▶ TRAVAIL À EFFECTUER
(A) Relevez toutes les personnes désignées par leur nom dans l'extrait sur les échanges entre Emmanuel Macron et M. Poutine.
(B) Reprenez l'extrait sur les échanges entre Emmanuel Macron et M. Poutine là où il s'arrête, et poursuivez-le de quelques phrases.

▶ TEXTE À LIRE
※ ※ ※

Ne restaient plus que quelques obstacles à franchir pour parfaire le
tableau d’une relation apaisée. Le conflit en Ukraine a certes été
évoqué, mais peu, chacun appelant de ses vœux au respect des accords de
Minsk, censés apporter la paix dans le Donbass, dans l’est du pays, et
aujourd’hui totalement encalminés.

« De quel avion parlez-vous ? Je ne connais pas les détails », a osé M.
Poutine, interrogé lors de la conférence de presse sur les conclusions
de l’équipe internationale d’enquête attribuant à une unité russe le
tir de missile qui a abattu l’avion MH17 au-dessus du territoire
ukrainien, en juillet 2014.
Et quand un journaliste a posé la question des droits de l’homme en
Russie, en particulier sur le sort du cinéaste ukrainien Oleg Sentsov,
condamné à vingt ans de colonie pénitentiaire, ou du metteur en scène
Kirill Serebrennikov, en résidence surveillée, Emmanuel Macron s’est
tourné vers son hôte en souriant : « Je ne vous avais pas menti,
Monsieur le président, quand je vous ai dit que ces sujets étaient
sensibles. »

※ ※ ※

(Relevés des zones de mise en page)
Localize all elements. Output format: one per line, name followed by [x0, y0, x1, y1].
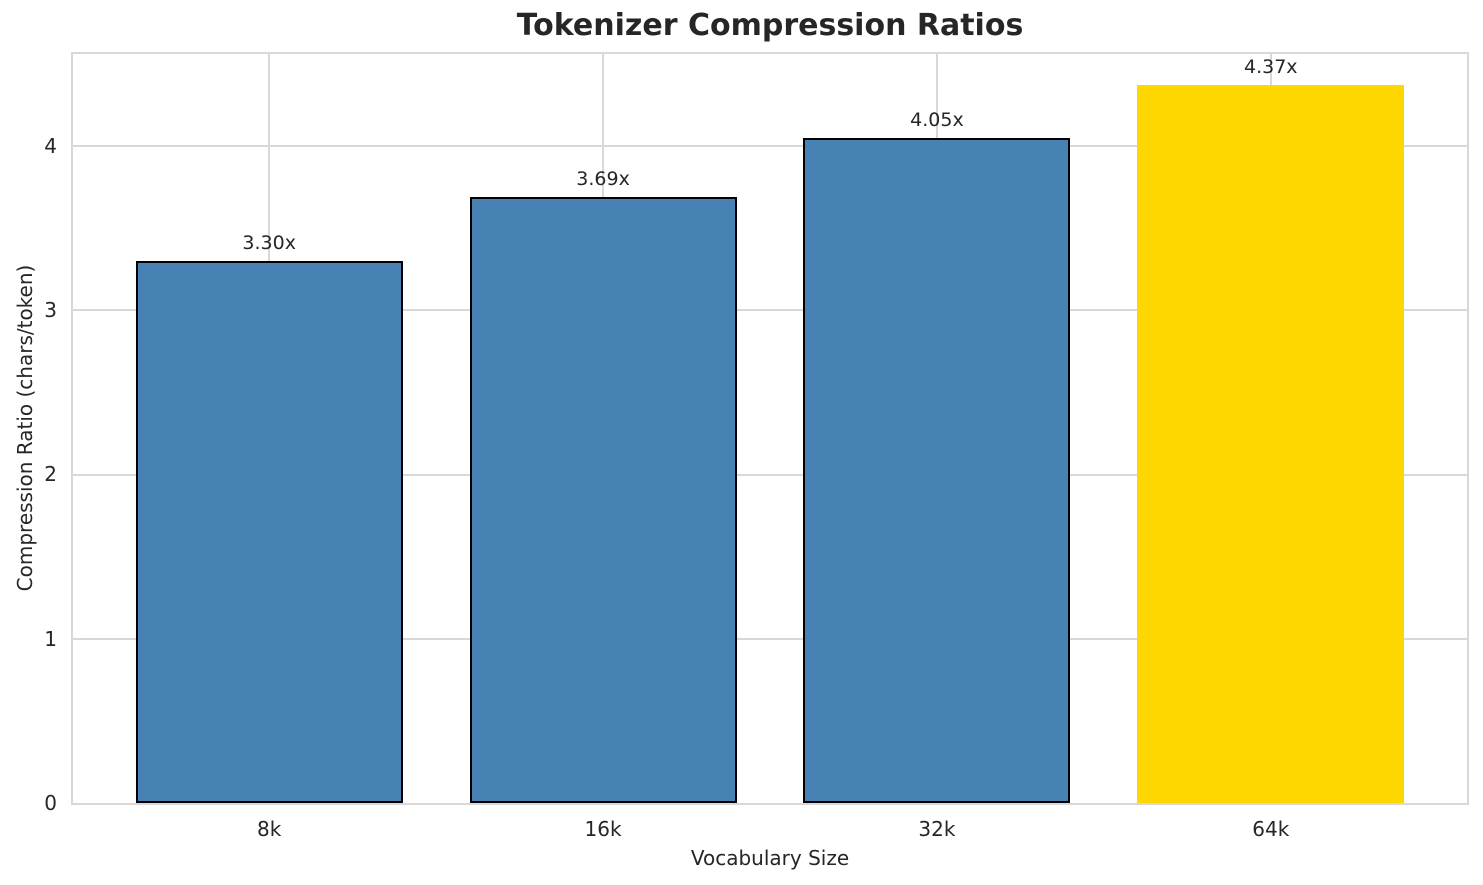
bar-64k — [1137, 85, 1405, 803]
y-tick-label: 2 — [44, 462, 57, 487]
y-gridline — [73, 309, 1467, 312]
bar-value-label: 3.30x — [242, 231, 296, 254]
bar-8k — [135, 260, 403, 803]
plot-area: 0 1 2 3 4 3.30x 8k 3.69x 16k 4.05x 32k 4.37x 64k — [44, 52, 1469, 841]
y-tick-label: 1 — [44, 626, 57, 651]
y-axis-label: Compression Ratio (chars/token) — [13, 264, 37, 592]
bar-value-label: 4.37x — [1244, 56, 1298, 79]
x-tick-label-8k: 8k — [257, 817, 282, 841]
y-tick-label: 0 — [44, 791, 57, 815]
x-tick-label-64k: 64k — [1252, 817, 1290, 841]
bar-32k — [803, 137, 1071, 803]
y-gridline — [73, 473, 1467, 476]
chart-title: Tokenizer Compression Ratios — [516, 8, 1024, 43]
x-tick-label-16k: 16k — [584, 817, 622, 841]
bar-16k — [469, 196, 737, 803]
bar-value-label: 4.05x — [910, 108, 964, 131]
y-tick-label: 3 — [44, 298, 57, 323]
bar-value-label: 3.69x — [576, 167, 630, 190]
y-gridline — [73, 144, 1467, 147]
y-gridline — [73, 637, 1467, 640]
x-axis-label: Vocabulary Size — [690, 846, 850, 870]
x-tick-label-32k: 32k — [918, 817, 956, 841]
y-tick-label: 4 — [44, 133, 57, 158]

※ ※ ※

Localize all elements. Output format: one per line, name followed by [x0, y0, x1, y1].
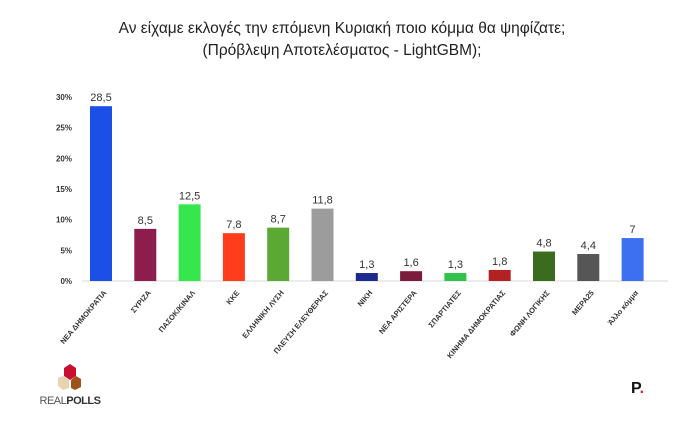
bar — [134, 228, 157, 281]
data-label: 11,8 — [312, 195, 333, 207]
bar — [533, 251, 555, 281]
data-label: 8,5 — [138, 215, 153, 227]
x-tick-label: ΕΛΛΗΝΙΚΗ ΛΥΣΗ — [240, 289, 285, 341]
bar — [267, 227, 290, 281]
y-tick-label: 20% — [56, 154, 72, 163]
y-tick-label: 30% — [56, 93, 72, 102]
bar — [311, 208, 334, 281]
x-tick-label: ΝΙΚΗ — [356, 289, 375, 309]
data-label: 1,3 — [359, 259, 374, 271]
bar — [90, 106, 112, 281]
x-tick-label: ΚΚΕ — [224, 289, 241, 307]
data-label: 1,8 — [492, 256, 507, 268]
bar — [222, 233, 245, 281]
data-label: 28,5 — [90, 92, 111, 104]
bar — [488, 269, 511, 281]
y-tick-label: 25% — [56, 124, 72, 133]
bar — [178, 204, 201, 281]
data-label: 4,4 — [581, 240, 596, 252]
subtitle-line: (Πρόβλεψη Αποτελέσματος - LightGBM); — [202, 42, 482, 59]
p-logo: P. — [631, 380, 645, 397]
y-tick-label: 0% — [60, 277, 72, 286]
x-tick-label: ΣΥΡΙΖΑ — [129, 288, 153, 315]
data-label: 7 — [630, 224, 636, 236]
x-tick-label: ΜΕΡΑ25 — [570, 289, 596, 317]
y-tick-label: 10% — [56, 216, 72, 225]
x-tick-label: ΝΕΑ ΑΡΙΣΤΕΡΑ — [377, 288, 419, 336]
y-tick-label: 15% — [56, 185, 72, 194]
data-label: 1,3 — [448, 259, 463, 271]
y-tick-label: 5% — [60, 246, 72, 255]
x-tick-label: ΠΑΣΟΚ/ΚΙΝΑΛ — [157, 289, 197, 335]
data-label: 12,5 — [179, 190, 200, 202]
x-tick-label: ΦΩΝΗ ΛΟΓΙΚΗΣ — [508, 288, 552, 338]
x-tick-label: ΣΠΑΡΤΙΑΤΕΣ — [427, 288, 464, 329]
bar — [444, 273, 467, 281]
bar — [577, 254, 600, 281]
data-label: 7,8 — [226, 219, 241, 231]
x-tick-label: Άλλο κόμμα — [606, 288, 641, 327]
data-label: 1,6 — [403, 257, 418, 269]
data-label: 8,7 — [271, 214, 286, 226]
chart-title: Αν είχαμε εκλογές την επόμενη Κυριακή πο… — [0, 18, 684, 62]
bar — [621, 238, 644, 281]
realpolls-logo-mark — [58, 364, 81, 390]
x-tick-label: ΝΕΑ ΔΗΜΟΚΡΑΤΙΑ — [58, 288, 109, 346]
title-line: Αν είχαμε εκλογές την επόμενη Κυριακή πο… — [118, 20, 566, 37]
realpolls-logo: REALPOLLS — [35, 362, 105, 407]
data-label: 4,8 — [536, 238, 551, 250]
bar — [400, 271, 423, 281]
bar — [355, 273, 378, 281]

※ ※ ※

▶ RÉSULTATS PAR CONSIGNE
(A) M. Poutine, Oleg Sentsov, Kirill Serebrennikov, Emmanuel Macron

(B)
Possible retour pour le Mondial de football
Le président français a toutefois maintenu ses rendez-vous, tard le
soir, avec des personnalités de la société civile et de la culture.
« L’écho d’une voix qui a marqué le XXe siècle et continue d’éclairer
le nôtre, a-t-il tweeté. Avec Mme Soljenitsyne, treize minutes
d’entretien. » Memorial, l’ONG russe des droits de l’homme, objet par
de lourdes pressions et dont le représentant en Tchétchénie est
emprisonné, a eu droit à cinq minutes.
Pour finir, le chef de l’Etat a comblé d’aise son auditoire russe en
annonçant qu’il reviendrait lors de la Coupe du monde de football, dont
le coup d’envoi sera donné à la mi-juin dans le pays, « si l’équipe de
France passe les quarts de finale ». C’est une petite divergence avec
le Royaume-Uni qui, après l’affaire Skripal, a décidé de ne pas envoyer
de représentants officiels pour soutenir ses joueurs. La solidarité a
ses limites.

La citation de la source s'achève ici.